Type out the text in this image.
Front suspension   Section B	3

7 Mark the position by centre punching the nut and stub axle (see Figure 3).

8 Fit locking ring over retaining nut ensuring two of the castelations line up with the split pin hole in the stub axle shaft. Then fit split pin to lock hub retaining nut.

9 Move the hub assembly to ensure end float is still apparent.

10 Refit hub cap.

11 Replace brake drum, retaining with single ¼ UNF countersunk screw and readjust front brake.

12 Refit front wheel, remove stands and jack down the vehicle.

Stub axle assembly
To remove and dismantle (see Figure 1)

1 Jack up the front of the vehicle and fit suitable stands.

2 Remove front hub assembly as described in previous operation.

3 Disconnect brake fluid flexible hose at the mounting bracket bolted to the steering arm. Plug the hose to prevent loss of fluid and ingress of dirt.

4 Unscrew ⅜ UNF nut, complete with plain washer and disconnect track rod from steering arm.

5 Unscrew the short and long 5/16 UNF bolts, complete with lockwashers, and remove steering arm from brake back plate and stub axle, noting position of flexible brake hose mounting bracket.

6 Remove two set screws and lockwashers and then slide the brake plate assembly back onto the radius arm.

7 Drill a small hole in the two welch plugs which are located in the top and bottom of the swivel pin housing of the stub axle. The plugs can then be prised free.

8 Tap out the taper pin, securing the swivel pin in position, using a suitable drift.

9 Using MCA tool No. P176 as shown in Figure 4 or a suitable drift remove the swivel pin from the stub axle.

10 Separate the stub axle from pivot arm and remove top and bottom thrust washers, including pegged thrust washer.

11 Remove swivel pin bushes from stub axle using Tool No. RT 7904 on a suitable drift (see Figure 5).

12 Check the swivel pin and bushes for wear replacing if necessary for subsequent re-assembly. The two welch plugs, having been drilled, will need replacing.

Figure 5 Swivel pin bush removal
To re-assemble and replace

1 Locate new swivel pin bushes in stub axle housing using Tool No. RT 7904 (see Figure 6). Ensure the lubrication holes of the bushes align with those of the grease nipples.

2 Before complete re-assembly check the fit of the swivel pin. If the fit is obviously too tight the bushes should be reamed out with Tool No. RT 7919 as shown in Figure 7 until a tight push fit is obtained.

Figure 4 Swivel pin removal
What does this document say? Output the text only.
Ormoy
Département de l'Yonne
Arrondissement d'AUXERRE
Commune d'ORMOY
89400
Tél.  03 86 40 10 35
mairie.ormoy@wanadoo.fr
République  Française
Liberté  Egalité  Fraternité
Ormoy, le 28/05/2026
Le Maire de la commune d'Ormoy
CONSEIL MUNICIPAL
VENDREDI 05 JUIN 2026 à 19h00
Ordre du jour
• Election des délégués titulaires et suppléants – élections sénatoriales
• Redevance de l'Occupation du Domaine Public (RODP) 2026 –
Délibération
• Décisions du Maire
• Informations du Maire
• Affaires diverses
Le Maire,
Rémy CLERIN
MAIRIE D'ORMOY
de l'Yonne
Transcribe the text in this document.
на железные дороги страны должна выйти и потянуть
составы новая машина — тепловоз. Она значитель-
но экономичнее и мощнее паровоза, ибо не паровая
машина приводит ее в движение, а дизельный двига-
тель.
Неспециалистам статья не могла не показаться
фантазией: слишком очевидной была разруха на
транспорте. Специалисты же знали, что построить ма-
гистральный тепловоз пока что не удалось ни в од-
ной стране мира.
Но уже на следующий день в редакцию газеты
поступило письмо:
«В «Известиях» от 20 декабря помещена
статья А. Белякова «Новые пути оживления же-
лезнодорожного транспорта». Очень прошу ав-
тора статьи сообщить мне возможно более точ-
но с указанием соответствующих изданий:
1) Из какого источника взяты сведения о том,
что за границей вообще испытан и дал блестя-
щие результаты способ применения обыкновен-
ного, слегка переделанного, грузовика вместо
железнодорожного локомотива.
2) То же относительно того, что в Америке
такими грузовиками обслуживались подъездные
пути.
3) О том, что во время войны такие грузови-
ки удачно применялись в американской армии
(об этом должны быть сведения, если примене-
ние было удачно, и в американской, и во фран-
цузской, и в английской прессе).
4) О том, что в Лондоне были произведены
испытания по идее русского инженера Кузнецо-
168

-=-=-

» **What you are asked to do**
Write out every line exactly as it stands.

» **Response**
Type out the text in this image.
Front suspension   Section B	3

7 Mark the position by centre punching the nut and stub axle (see Figure 3).

8 Fit locking ring over retaining nut ensuring two of the castelations line up with the split pin hole in the stub axle shaft. Then fit split pin to lock hub retaining nut.

9 Move the hub assembly to ensure end float is still apparent.

10 Refit hub cap.

11 Replace brake drum, retaining with single ¼ UNF countersunk screw and readjust front brake.

12 Refit front wheel, remove stands and jack down the vehicle.

Stub axle assembly
To remove and dismantle (see Figure 1)

1 Jack up the front of the vehicle and fit suitable stands.

2 Remove front hub assembly as described in previous operation.

3 Disconnect brake fluid flexible hose at the mounting bracket bolted to the steering arm. Plug the hose to prevent loss of fluid and ingress of dirt.

4 Unscrew ⅜ UNF nut, complete with plain washer and disconnect track rod from steering arm.

5 Unscrew the short and long 5/16 UNF bolts, complete with lockwashers, and remove steering arm from brake back plate and stub axle, noting position of flexible brake hose mounting bracket.

6 Remove two set screws and lockwashers and then slide the brake plate assembly back onto the radius arm.

7 Drill a small hole in the two welch plugs which are located in the top and bottom of the swivel pin housing of the stub axle. The plugs can then be prised free.

8 Tap out the taper pin, securing the swivel pin in position, using a suitable drift.

9 Using MCA tool No. P176 as shown in Figure 4 or a suitable drift remove the swivel pin from the stub axle.

10 Separate the stub axle from pivot arm and remove top and bottom thrust washers, including pegged thrust washer.

11 Remove swivel pin bushes from stub axle using Tool No. RT 7904 on a suitable drift (see Figure 5).

12 Check the swivel pin and bushes for wear replacing if necessary for subsequent re-assembly. The two welch plugs, having been drilled, will need replacing.

Figure 5 Swivel pin bush removal
To re-assemble and replace

1 Locate new swivel pin bushes in stub axle housing using Tool No. RT 7904 (see Figure 6). Ensure the lubrication holes of the bushes align with those of the grease nipples.

2 Before complete re-assembly check the fit of the swivel pin. If the fit is obviously too tight the bushes should be reamed out with Tool No. RT 7919 as shown in Figure 7 until a tight push fit is obtained.

Figure 4 Swivel pin removal
What does this document say? Output the text only.
Ormoy
Département de l'Yonne
Arrondissement d'AUXERRE
Commune d'ORMOY
89400
Tél.  03 86 40 10 35
mairie.ormoy@wanadoo.fr
République  Française
Liberté  Egalité  Fraternité
Ormoy, le 28/05/2026
Le Maire de la commune d'Ormoy
CONSEIL MUNICIPAL
VENDREDI 05 JUIN 2026 à 19h00
Ordre du jour
• Election des délégués titulaires et suppléants – élections sénatoriales
• Redevance de l'Occupation du Domaine Public (RODP) 2026 –
Délibération
• Décisions du Maire
• Informations du Maire
• Affaires diverses
Le Maire,
Rémy CLERIN
MAIRIE D'ORMOY
de l'Yonne
Transcribe the text in this document.
на железные дороги страны должна выйти и потянуть
составы новая машина — тепловоз. Она значитель-
но экономичнее и мощнее паровоза, ибо не паровая
машина приводит ее в движение, а дизельный двига-
тель.
Неспециалистам статья не могла не показаться
фантазией: слишком очевидной была разруха на
транспорте. Специалисты же знали, что построить ма-
гистральный тепловоз пока что не удалось ни в од-
ной стране мира.
Но уже на следующий день в редакцию газеты
поступило письмо:
«В «Известиях» от 20 декабря помещена
статья А. Белякова «Новые пути оживления же-
лезнодорожного транспорта». Очень прошу ав-
тора статьи сообщить мне возможно более точ-
но с указанием соответствующих изданий:
1) Из какого источника взяты сведения о том,
что за границей вообще испытан и дал блестя-
щие результаты способ применения обыкновен-
ного, слегка переделанного, грузовика вместо
железнодорожного локомотива.
2) То же относительно того, что в Америке
такими грузовиками обслуживались подъездные
пути.
3) О том, что во время войны такие грузови-
ки удачно применялись в американской армии
(об этом должны быть сведения, если примене-
ние было удачно, и в американской, и во фран-
цузской, и в английской прессе).
4) О том, что в Лондоне были произведены
испытания по идее русского инженера Кузнецо-
168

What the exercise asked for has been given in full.